- TASK DIRECTIONS: Below are entries. Pull out all lines containing "structured".

——

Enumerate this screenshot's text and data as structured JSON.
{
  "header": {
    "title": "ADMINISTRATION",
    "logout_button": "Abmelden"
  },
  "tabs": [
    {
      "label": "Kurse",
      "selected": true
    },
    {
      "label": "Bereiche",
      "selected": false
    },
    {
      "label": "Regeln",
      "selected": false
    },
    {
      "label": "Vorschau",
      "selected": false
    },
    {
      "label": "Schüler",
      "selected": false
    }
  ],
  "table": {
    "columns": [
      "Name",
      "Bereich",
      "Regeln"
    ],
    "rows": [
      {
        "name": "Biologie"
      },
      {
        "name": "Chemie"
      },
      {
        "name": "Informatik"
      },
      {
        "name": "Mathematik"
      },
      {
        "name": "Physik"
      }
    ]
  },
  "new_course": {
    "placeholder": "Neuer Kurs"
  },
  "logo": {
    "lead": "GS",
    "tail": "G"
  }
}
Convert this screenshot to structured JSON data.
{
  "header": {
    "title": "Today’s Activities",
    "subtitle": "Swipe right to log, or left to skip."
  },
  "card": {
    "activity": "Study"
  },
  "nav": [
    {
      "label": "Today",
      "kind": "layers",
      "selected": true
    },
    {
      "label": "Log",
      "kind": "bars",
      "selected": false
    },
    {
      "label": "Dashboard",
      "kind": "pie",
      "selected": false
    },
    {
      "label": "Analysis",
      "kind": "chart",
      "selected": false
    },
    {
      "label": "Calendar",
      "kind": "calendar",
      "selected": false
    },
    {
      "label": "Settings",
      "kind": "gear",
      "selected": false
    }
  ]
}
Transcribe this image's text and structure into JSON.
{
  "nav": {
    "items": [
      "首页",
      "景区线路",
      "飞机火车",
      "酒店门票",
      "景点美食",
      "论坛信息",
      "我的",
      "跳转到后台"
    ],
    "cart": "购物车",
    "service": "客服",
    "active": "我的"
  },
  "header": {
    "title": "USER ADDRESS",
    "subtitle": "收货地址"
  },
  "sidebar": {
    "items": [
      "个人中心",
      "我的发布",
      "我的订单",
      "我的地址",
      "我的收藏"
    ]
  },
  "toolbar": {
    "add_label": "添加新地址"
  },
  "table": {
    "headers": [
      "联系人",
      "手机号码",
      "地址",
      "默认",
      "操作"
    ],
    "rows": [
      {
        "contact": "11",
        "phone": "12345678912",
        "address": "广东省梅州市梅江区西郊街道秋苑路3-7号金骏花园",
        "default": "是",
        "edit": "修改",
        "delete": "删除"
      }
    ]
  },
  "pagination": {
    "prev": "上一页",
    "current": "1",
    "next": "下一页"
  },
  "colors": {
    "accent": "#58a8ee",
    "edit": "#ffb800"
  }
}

——

- WRITTEN SOLUTION:
Enumerate this screenshot's text and data as structured JSON.
Convert this screenshot to structured JSON data.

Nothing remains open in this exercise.